GOAL:
For each line that holds "区间涨幅", copy the line out.

==============================

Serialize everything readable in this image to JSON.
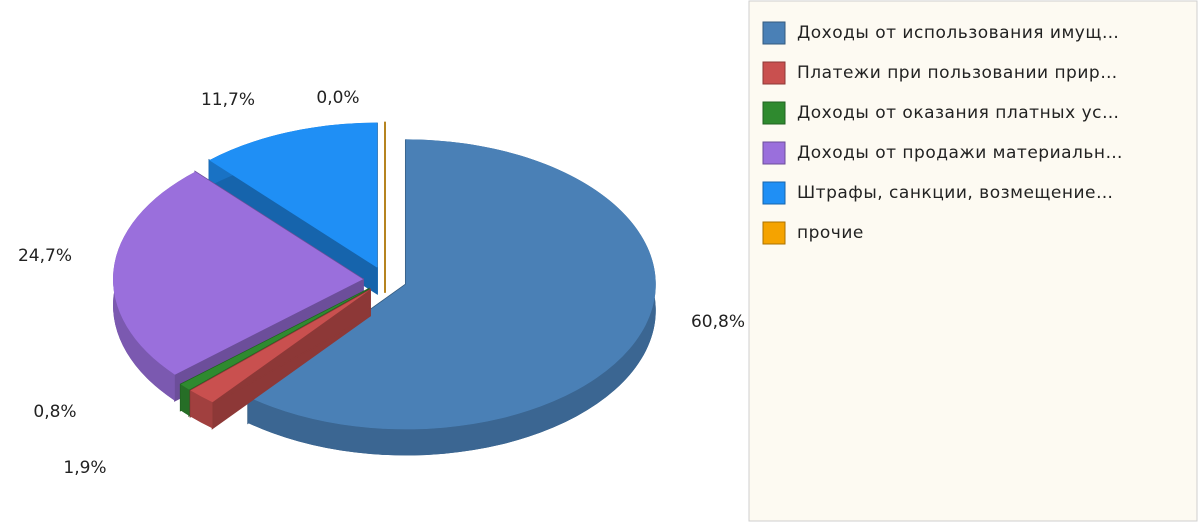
{
  "chart_data": {
    "type": "pie",
    "categories": [
      "Доходы от использования имущ…",
      "Платежи при пользовании прир…",
      "Доходы от оказания платных ус…",
      "Доходы от продажи материальн…",
      "Штрафы, санкции, возмещение…",
      "прочие"
    ],
    "values": [
      60.8,
      1.9,
      0.8,
      24.7,
      11.7,
      0.0
    ],
    "value_labels": [
      "60,8%",
      "1,9%",
      "0,8%",
      "24,7%",
      "11,7%",
      "0,0%"
    ],
    "colors": [
      "#4a80b6",
      "#c9504f",
      "#2f8a2f",
      "#9a6fdc",
      "#1f8ff5",
      "#f5a300"
    ],
    "legend": "right"
  }
}
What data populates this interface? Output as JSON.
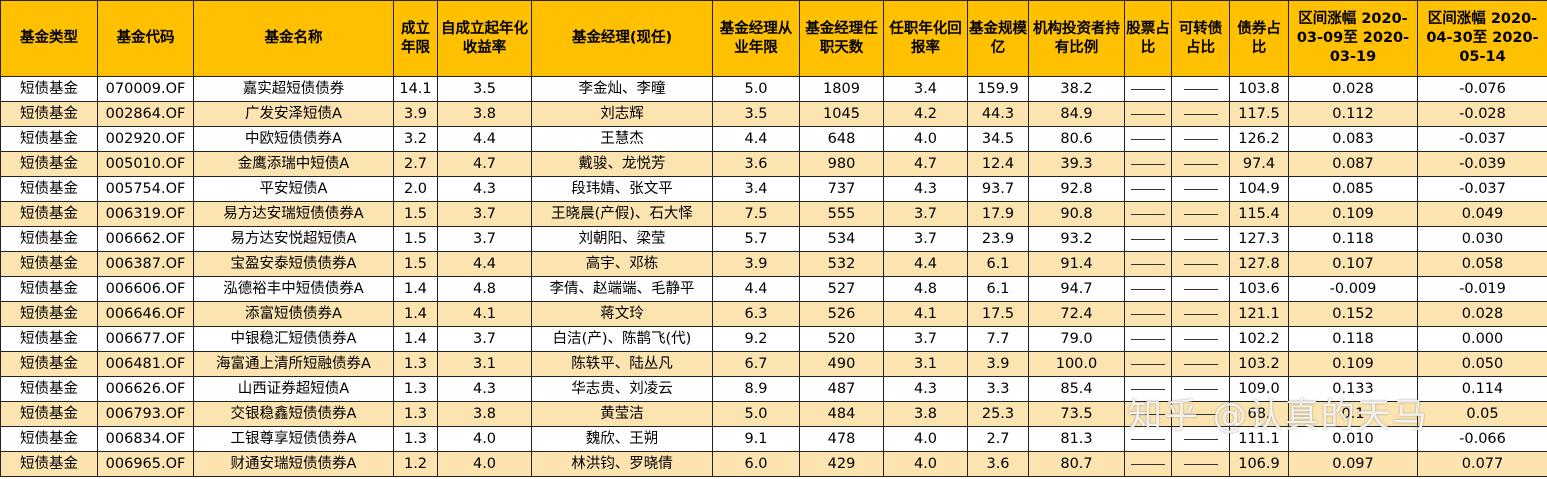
{
  "headers": [
    "基金类型",
    "基金代码",
    "基金名称",
    "成立年限",
    "自成立起年化收益率",
    "基金经理(现任)",
    "基金经理从业年限",
    "基金经理任职天数",
    "任职年化回报率",
    "基金规模亿",
    "机构投资者持有比例",
    "股票占比",
    "可转债占比",
    "债券占比",
    "区间涨幅 2020-03-09至 2020-03-19",
    "区间涨幅 2020-04-30至 2020-05-14"
  ],
  "rows": [
    [
      "短债基金",
      "070009.OF",
      "嘉实超短债债券",
      "14.1",
      "3.5",
      "李金灿、李曈",
      "5.0",
      "1809",
      "3.4",
      "159.9",
      "38.2",
      "——",
      "——",
      "103.8",
      "0.028",
      "-0.076"
    ],
    [
      "短债基金",
      "002864.OF",
      "广发安泽短债A",
      "3.9",
      "3.8",
      "刘志辉",
      "3.5",
      "1045",
      "4.2",
      "44.3",
      "84.9",
      "——",
      "——",
      "117.5",
      "0.112",
      "-0.028"
    ],
    [
      "短债基金",
      "002920.OF",
      "中欧短债债券A",
      "3.2",
      "4.4",
      "王慧杰",
      "4.4",
      "648",
      "4.0",
      "34.5",
      "80.6",
      "——",
      "——",
      "126.2",
      "0.083",
      "-0.037"
    ],
    [
      "短债基金",
      "005010.OF",
      "金鹰添瑞中短债A",
      "2.7",
      "4.7",
      "戴骏、龙悦芳",
      "3.6",
      "980",
      "4.7",
      "12.4",
      "39.3",
      "——",
      "——",
      "97.4",
      "0.087",
      "-0.039"
    ],
    [
      "短债基金",
      "005754.OF",
      "平安短债A",
      "2.0",
      "4.3",
      "段玮婧、张文平",
      "3.4",
      "737",
      "4.3",
      "93.7",
      "92.8",
      "——",
      "——",
      "104.9",
      "0.085",
      "-0.037"
    ],
    [
      "短债基金",
      "006319.OF",
      "易方达安瑞短债债券A",
      "1.5",
      "3.7",
      "王晓晨(产假)、石大怿",
      "7.5",
      "555",
      "3.7",
      "17.9",
      "90.8",
      "——",
      "——",
      "115.4",
      "0.109",
      "0.049"
    ],
    [
      "短债基金",
      "006662.OF",
      "易方达安悦超短债A",
      "1.5",
      "3.7",
      "刘朝阳、梁莹",
      "5.7",
      "534",
      "3.7",
      "23.9",
      "93.2",
      "——",
      "——",
      "127.3",
      "0.118",
      "0.030"
    ],
    [
      "短债基金",
      "006387.OF",
      "宝盈安泰短债债券A",
      "1.5",
      "4.4",
      "高宇、邓栋",
      "3.9",
      "532",
      "4.4",
      "6.1",
      "91.4",
      "——",
      "——",
      "127.8",
      "0.107",
      "0.058"
    ],
    [
      "短债基金",
      "006606.OF",
      "泓德裕丰中短债债券A",
      "1.4",
      "4.8",
      "李倩、赵端端、毛静平",
      "4.4",
      "527",
      "4.8",
      "6.1",
      "94.7",
      "——",
      "——",
      "103.6",
      "-0.009",
      "-0.019"
    ],
    [
      "短债基金",
      "006646.OF",
      "添富短债债券A",
      "1.4",
      "4.1",
      "蒋文玲",
      "6.3",
      "526",
      "4.1",
      "17.5",
      "72.4",
      "——",
      "——",
      "121.1",
      "0.152",
      "0.028"
    ],
    [
      "短债基金",
      "006677.OF",
      "中银稳汇短债债券A",
      "1.4",
      "3.7",
      "白洁(产)、陈鹊飞(代)",
      "9.2",
      "520",
      "3.7",
      "7.7",
      "79.0",
      "——",
      "——",
      "102.2",
      "0.118",
      "0.000"
    ],
    [
      "短债基金",
      "006481.OF",
      "海富通上清所短融债券A",
      "1.3",
      "3.1",
      "陈轶平、陆丛凡",
      "6.7",
      "490",
      "3.1",
      "3.9",
      "100.0",
      "——",
      "——",
      "103.2",
      "0.109",
      "0.050"
    ],
    [
      "短债基金",
      "006626.OF",
      "山西证券超短债A",
      "1.3",
      "4.3",
      "华志贵、刘凌云",
      "8.9",
      "487",
      "4.3",
      "3.3",
      "85.4",
      "——",
      "——",
      "109.0",
      "0.133",
      "0.114"
    ],
    [
      "短债基金",
      "006793.OF",
      "交银稳鑫短债债券A",
      "1.3",
      "3.8",
      "黄莹洁",
      "5.0",
      "484",
      "3.8",
      "25.3",
      "73.5",
      "——",
      "——",
      "68.",
      "0.1",
      "0.05"
    ],
    [
      "短债基金",
      "006834.OF",
      "工银尊享短债债券A",
      "1.3",
      "4.0",
      "魏欣、王朔",
      "9.1",
      "478",
      "4.0",
      "2.7",
      "81.3",
      "——",
      "——",
      "111.1",
      "0.010",
      "-0.066"
    ],
    [
      "短债基金",
      "006965.OF",
      "财通安瑞短债债券A",
      "1.2",
      "4.0",
      "林洪钧、罗晓倩",
      "6.0",
      "429",
      "4.0",
      "3.6",
      "80.7",
      "——",
      "——",
      "106.9",
      "0.097",
      "0.077"
    ]
  ],
  "watermark": "知乎 @认真的天马",
  "colors": {
    "header_bg": "#ffc000",
    "alt_row_bg": "#fce4b0",
    "plain_row_bg": "#ffffff",
    "border": "#222222"
  }
}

==============================

RESPONSE BELOW:
    "区间涨幅 2020-03-09至 2020-03-19",
    "区间涨幅 2020-04-30至 2020-05-14"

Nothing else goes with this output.